READING TEXT -
Are fish able to eat them? (as long as they're big enough)
 
Mealworms are usually fed to arowanas, so I don't see why you wouldn't try and give it to other fish as well. The only thing I would worry about is the hard exoskeleton on the mealies, so I would make sure the fish you are feeding it to can digest and bite through that hard exterior.
 
well, i got bored and decided to try it on my convict cichlid as i waited
and no problem
she gobbled it right up!
she even took seconds
 
saw these in morrisons today and kinda thought the same, although it had a picture of what looked like a bird on the front so gave it a miss.
 
Depends on the fish you have, but mealworms can form part of a varied diet to many fish.
 
Depends on the fish you have, but mealworms can form part of a varied diet to many fish.

I agree, when i had my bearded dragon, i set up a cultivation community and had LOADS of them, my fish used to love them!!! Remember a lot of fish eat bugs and flies etc which also have a hard exoskeleton
 
I feed dried meal worms<large tub brought from wilkinson<there ment to feed garden birds and are 100% natural> to all my fish and they love them, even my 2inch polleni and chocolate cichlids go round with them stuck out there gobs,,
This is all my snakeheads will eat, they have turned there nose's up at anything else i put in for them, there colour is great and they grown lots so i guess its doing the job....i do try other things but they are having none of it.....
 
Sweet
so i'll start feeding them mealworms for now on (including what i fed before)

DATA SEGMENT -

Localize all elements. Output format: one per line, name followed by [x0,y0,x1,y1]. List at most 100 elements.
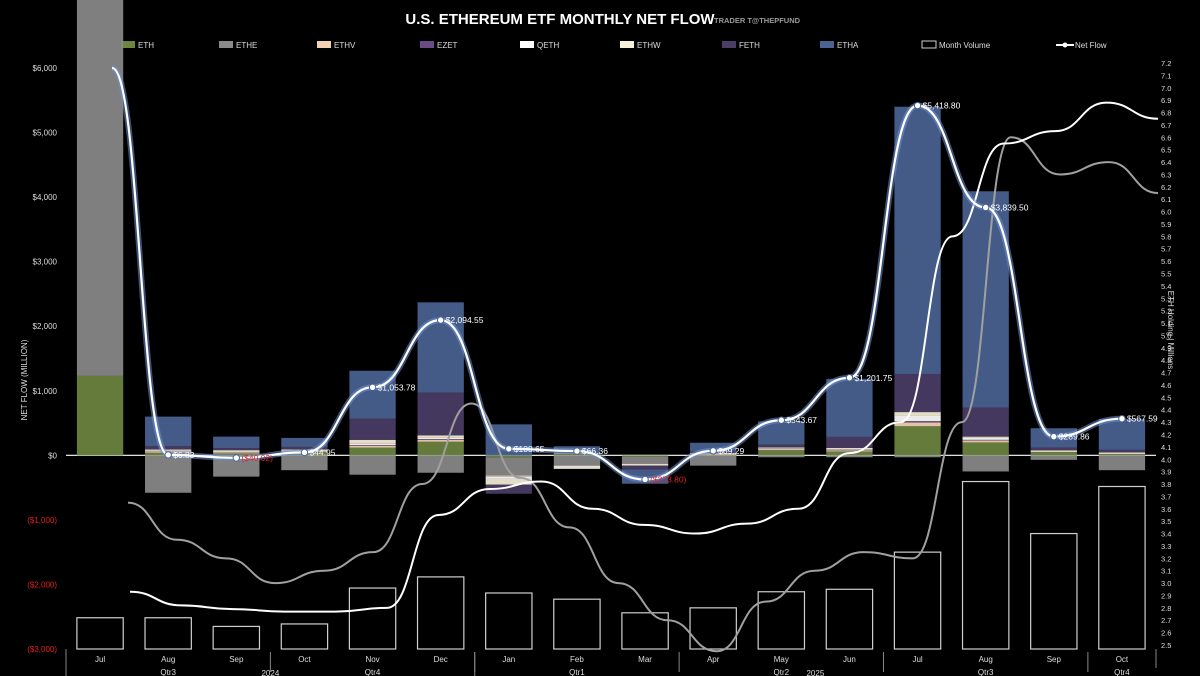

OBJECTIVE - Reproduce word for word the part of the mealworm discussion starting with "well, i got" and going on through "gave it a miss.".

ANSWER -
well, i got bored and decided to try it on my convict cichlid as i waited
and no problem
she gobbled it right up!
she even took seconds
 
saw these in morrisons today and kinda thought the same, although it had a picture of what looked like a bird on the front so gave it a miss.